Task instructions:
From the entries below, gather each line containing the word "name".

Given records:
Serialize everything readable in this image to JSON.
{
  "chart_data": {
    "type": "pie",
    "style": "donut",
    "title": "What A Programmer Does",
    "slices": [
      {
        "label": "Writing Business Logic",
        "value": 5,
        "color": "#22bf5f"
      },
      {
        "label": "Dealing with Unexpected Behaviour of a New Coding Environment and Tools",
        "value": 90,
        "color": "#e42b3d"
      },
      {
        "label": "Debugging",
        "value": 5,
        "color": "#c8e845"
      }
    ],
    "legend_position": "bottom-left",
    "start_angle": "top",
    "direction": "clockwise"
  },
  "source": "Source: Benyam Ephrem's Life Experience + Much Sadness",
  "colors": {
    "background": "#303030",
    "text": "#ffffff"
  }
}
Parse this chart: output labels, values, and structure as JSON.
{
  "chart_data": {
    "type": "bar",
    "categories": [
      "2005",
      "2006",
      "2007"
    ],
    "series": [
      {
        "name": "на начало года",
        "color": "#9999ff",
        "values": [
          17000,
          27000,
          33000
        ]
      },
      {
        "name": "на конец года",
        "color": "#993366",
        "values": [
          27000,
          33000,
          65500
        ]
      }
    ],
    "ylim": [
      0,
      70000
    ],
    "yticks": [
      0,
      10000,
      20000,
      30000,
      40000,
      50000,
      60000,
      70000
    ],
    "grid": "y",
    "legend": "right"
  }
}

Correct result:
        "name": "на начало года",
        "name": "на конец года",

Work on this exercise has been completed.